= EXERCISE AIM =
Copy the data precisely, character for character, and leave out every picture.
+ + + +
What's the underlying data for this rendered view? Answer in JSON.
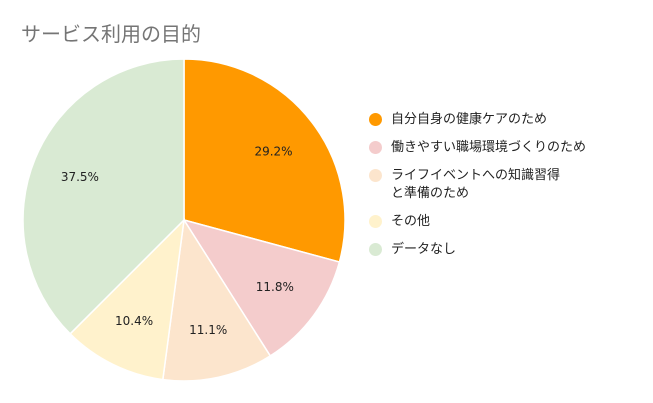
{
  "chart_data": {
    "type": "pie",
    "title": "サービス利用の目的",
    "slices": [
      {
        "label": "自分自身の健康ケアのため",
        "value": 29.2,
        "value_label": "29.2%",
        "color": "#ff9900"
      },
      {
        "label": "働きやすい職場環境づくりのため",
        "value": 11.8,
        "value_label": "11.8%",
        "color": "#f4cccc"
      },
      {
        "label": "ライフイベントへの知識習得と準備のため",
        "value": 11.1,
        "value_label": "11.1%",
        "color": "#fce5cd"
      },
      {
        "label": "その他",
        "value": 10.4,
        "value_label": "10.4%",
        "color": "#fff2cc"
      },
      {
        "label": "データなし",
        "value": 37.5,
        "value_label": "37.5%",
        "color": "#d9ead3"
      }
    ],
    "start_angle": "12 o'clock",
    "direction": "clockwise",
    "legend_position": "right"
  }
}
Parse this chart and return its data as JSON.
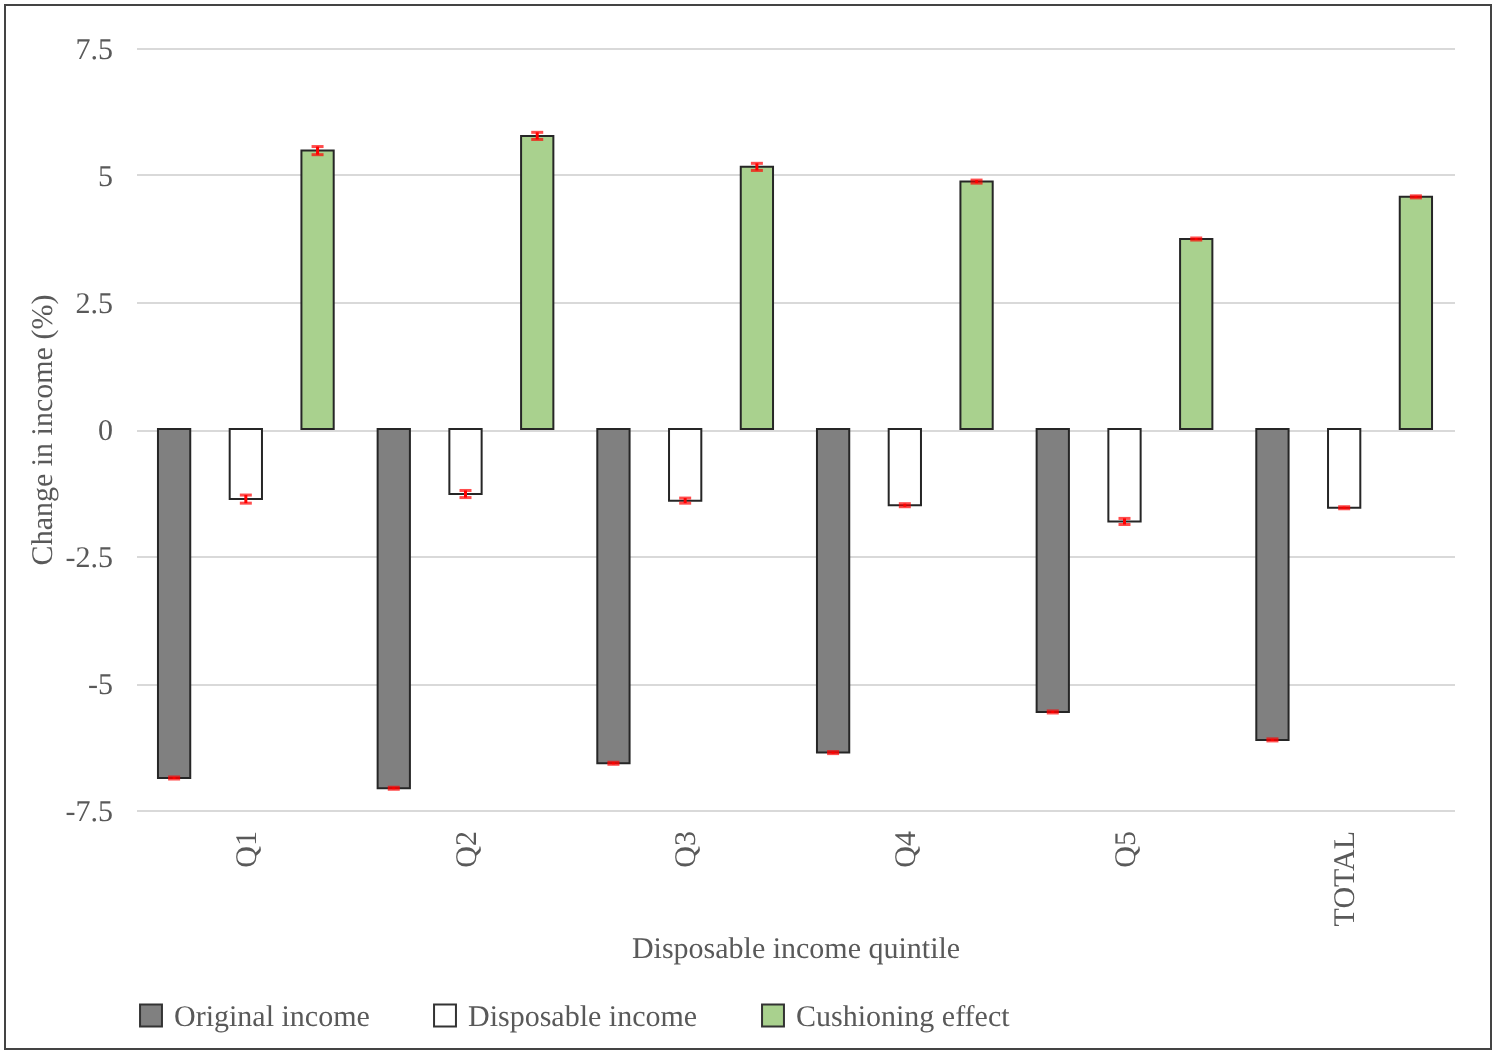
{
  "chart_data": {
    "type": "bar",
    "xlabel": "Disposable income quintile",
    "ylabel": "Change in income (%)",
    "categories": [
      "Q1",
      "Q2",
      "Q3",
      "Q4",
      "Q5",
      "TOTAL"
    ],
    "series": [
      {
        "name": "Original income",
        "color": "#808080",
        "values": [
          -6.87,
          -7.07,
          -6.58,
          -6.37,
          -5.57,
          -6.12
        ],
        "errors": [
          0.02,
          0.02,
          0.02,
          0.02,
          0.02,
          0.02
        ]
      },
      {
        "name": "Disposable income",
        "color": "#ffffff",
        "values": [
          -1.38,
          -1.28,
          -1.41,
          -1.5,
          -1.82,
          -1.55
        ],
        "errors": [
          0.08,
          0.07,
          0.05,
          0.03,
          0.06,
          0.02
        ]
      },
      {
        "name": "Cushioning effect",
        "color": "#a9d18e",
        "values": [
          5.48,
          5.77,
          5.16,
          4.87,
          3.74,
          4.57
        ],
        "errors": [
          0.08,
          0.07,
          0.07,
          0.03,
          0.02,
          0.02
        ]
      }
    ],
    "ylim": [
      -7.5,
      7.5
    ],
    "yticks": [
      -7.5,
      -5,
      -2.5,
      0,
      2.5,
      5,
      7.5
    ],
    "grid": "y",
    "legend": "bottom"
  }
}
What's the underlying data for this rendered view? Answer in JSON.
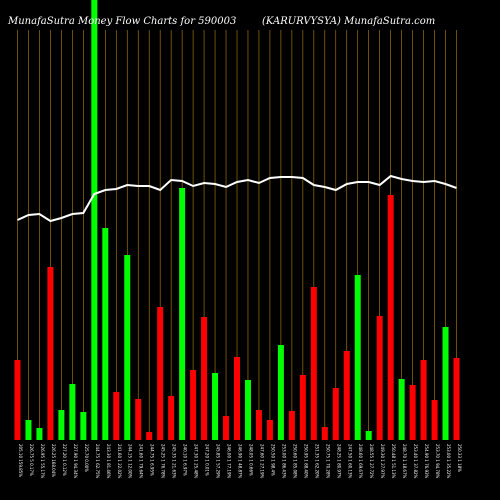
{
  "header": {
    "left": "MunafaSutra  Money Flow  Charts for 590003",
    "right": "(KARURVYSYA) MunafaSutra.com"
  },
  "colors": {
    "background": "#000000",
    "gridline": "#b8860b",
    "up": "#00ff00",
    "down": "#ff0000",
    "line": "#ffffff",
    "text": "#ffffff"
  },
  "chart_data": {
    "type": "bar",
    "title": "MunafaSutra  Money Flow  Charts for 590003",
    "ylim": [
      0,
      440
    ],
    "line_ylim": [
      0,
      440
    ],
    "grid": true,
    "legend": "none",
    "categories": [
      "205.10 159.85%",
      "226.75 5 0.17%",
      "226.95 1 55.17%",
      "226.25 168.04%",
      "227.20 1 0.12%",
      "227.90 1 94.34%",
      "225.70 0.00%",
      "244.75 1 62.75%",
      "243.30 1 81.46%",
      "241.60 1 22.02%",
      "244.15 1 12.00%",
      "241.60 1 79.64%",
      "244.75 1 6.95%",
      "245.25 1 76.78%",
      "245.35 1 21.63%",
      "240.10 1 6.97%",
      "247.30 1 25.48%",
      "247.20 1 0.01%",
      "245.85 1 57.29%",
      "246.00 1 77.19%",
      "246.90 1 48.87%",
      "248.05 1 0.66%",
      "247.60 1 27.19%",
      "250.50 1 98.4%",
      "253.00 1 86.43%",
      "250.60 1 85.08%",
      "250.95 1 88.40%",
      "251.35 1 62.20%",
      "250.75 1 70.28%",
      "248.25 1 80.97%",
      "247.50 1 60.13%",
      "248.60 1 69.67%",
      "248.55 1 27.72%",
      "249.30 1 27.97%",
      "250.48 1 51.13%",
      "248.70 1 18.67%",
      "253.40 1 37.82%",
      "254.90 1 76.93%",
      "253.70 1 94.78%",
      "253.00 1 35.22%",
      "250.33 1 18%"
    ],
    "bar_colors": [
      "red",
      "green",
      "green",
      "red",
      "green",
      "green",
      "green",
      "green",
      "green",
      "red",
      "green",
      "red",
      "red",
      "red",
      "red",
      "green",
      "red",
      "red",
      "green",
      "red",
      "red",
      "green",
      "red",
      "red",
      "green",
      "red",
      "red",
      "red",
      "red",
      "red",
      "red",
      "green",
      "green",
      "red",
      "red",
      "green",
      "red",
      "red",
      "red",
      "green",
      "red"
    ],
    "values": [
      80,
      20,
      12,
      173,
      30,
      56,
      28,
      440,
      212,
      48,
      185,
      41,
      8,
      133,
      44,
      252,
      70,
      123,
      67,
      24,
      83,
      60,
      30,
      20,
      95,
      29,
      65,
      153,
      13,
      52,
      89,
      165,
      9,
      124,
      245,
      61,
      55,
      80,
      40,
      113,
      82
    ],
    "line": [
      220,
      225,
      226,
      219,
      222,
      226,
      227,
      246,
      250,
      251,
      255,
      254,
      254,
      250,
      260,
      259,
      254,
      257,
      256,
      253,
      258,
      260,
      257,
      262,
      263,
      263,
      262,
      255,
      253,
      250,
      256,
      258,
      258,
      255,
      264,
      261,
      259,
      258,
      259,
      256,
      252
    ]
  }
}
+ + + +
= CORRECT RESPONSE =
What's the underlying data for this rendered view? Answer in JSON.
{
  "chart_data": {
    "type": "pie",
    "title": "サービス利用の目的",
    "slices": [
      {
        "label": "自分自身の健康ケアのため",
        "value": 29.2,
        "value_label": "29.2%",
        "color": "#ff9900"
      },
      {
        "label": "働きやすい職場環境づくりのため",
        "value": 11.8,
        "value_label": "11.8%",
        "color": "#f4cccc"
      },
      {
        "label": "ライフイベントへの知識習得と準備のため",
        "value": 11.1,
        "value_label": "11.1%",
        "color": "#fce5cd"
      },
      {
        "label": "その他",
        "value": 10.4,
        "value_label": "10.4%",
        "color": "#fff2cc"
      },
      {
        "label": "データなし",
        "value": 37.5,
        "value_label": "37.5%",
        "color": "#d9ead3"
      }
    ],
    "start_angle": "12 o'clock",
    "direction": "clockwise",
    "legend_position": "right"
  }
}
Parse this chart and return its data as JSON.
{
  "chart_data": {
    "type": "bar",
    "xlabel": "Disposable income quintile",
    "ylabel": "Change in income (%)",
    "categories": [
      "Q1",
      "Q2",
      "Q3",
      "Q4",
      "Q5",
      "TOTAL"
    ],
    "series": [
      {
        "name": "Original income",
        "color": "#808080",
        "values": [
          -6.87,
          -7.07,
          -6.58,
          -6.37,
          -5.57,
          -6.12
        ],
        "errors": [
          0.02,
          0.02,
          0.02,
          0.02,
          0.02,
          0.02
        ]
      },
      {
        "name": "Disposable income",
        "color": "#ffffff",
        "values": [
          -1.38,
          -1.28,
          -1.41,
          -1.5,
          -1.82,
          -1.55
        ],
        "errors": [
          0.08,
          0.07,
          0.05,
          0.03,
          0.06,
          0.02
        ]
      },
      {
        "name": "Cushioning effect",
        "color": "#a9d18e",
        "values": [
          5.48,
          5.77,
          5.16,
          4.87,
          3.74,
          4.57
        ],
        "errors": [
          0.08,
          0.07,
          0.07,
          0.03,
          0.02,
          0.02
        ]
      }
    ],
    "ylim": [
      -7.5,
      7.5
    ],
    "yticks": [
      -7.5,
      -5,
      -2.5,
      0,
      2.5,
      5,
      7.5
    ],
    "grid": "y",
    "legend": "bottom"
  }
}
What's the underlying data for this rendered view? Answer in JSON.
{
  "header": {
    "left": "MunafaSutra  Money Flow  Charts for 590003",
    "right": "(KARURVYSYA) MunafaSutra.com"
  },
  "colors": {
    "background": "#000000",
    "gridline": "#b8860b",
    "up": "#00ff00",
    "down": "#ff0000",
    "line": "#ffffff",
    "text": "#ffffff"
  },
  "chart_data": {
    "type": "bar",
    "title": "MunafaSutra  Money Flow  Charts for 590003",
    "ylim": [
      0,
      440
    ],
    "line_ylim": [
      0,
      440
    ],
    "grid": true,
    "legend": "none",
    "categories": [
      "205.10 159.85%",
      "226.75 5 0.17%",
      "226.95 1 55.17%",
      "226.25 168.04%",
      "227.20 1 0.12%",
      "227.90 1 94.34%",
      "225.70 0.00%",
      "244.75 1 62.75%",
      "243.30 1 81.46%",
      "241.60 1 22.02%",
      "244.15 1 12.00%",
      "241.60 1 79.64%",
      "244.75 1 6.95%",
      "245.25 1 76.78%",
      "245.35 1 21.63%",
      "240.10 1 6.97%",
      "247.30 1 25.48%",
      "247.20 1 0.01%",
      "245.85 1 57.29%",
      "246.00 1 77.19%",
      "246.90 1 48.87%",
      "248.05 1 0.66%",
      "247.60 1 27.19%",
      "250.50 1 98.4%",
      "253.00 1 86.43%",
      "250.60 1 85.08%",
      "250.95 1 88.40%",
      "251.35 1 62.20%",
      "250.75 1 70.28%",
      "248.25 1 80.97%",
      "247.50 1 60.13%",
      "248.60 1 69.67%",
      "248.55 1 27.72%",
      "249.30 1 27.97%",
      "250.48 1 51.13%",
      "248.70 1 18.67%",
      "253.40 1 37.82%",
      "254.90 1 76.93%",
      "253.70 1 94.78%",
      "253.00 1 35.22%",
      "250.33 1 18%"
    ],
    "bar_colors": [
      "red",
      "green",
      "green",
      "red",
      "green",
      "green",
      "green",
      "green",
      "green",
      "red",
      "green",
      "red",
      "red",
      "red",
      "red",
      "green",
      "red",
      "red",
      "green",
      "red",
      "red",
      "green",
      "red",
      "red",
      "green",
      "red",
      "red",
      "red",
      "red",
      "red",
      "red",
      "green",
      "green",
      "red",
      "red",
      "green",
      "red",
      "red",
      "red",
      "green",
      "red"
    ],
    "values": [
      80,
      20,
      12,
      173,
      30,
      56,
      28,
      440,
      212,
      48,
      185,
      41,
      8,
      133,
      44,
      252,
      70,
      123,
      67,
      24,
      83,
      60,
      30,
      20,
      95,
      29,
      65,
      153,
      13,
      52,
      89,
      165,
      9,
      124,
      245,
      61,
      55,
      80,
      40,
      113,
      82
    ],
    "line": [
      220,
      225,
      226,
      219,
      222,
      226,
      227,
      246,
      250,
      251,
      255,
      254,
      254,
      250,
      260,
      259,
      254,
      257,
      256,
      253,
      258,
      260,
      257,
      262,
      263,
      263,
      262,
      255,
      253,
      250,
      256,
      258,
      258,
      255,
      264,
      261,
      259,
      258,
      259,
      256,
      252
    ]
  }
}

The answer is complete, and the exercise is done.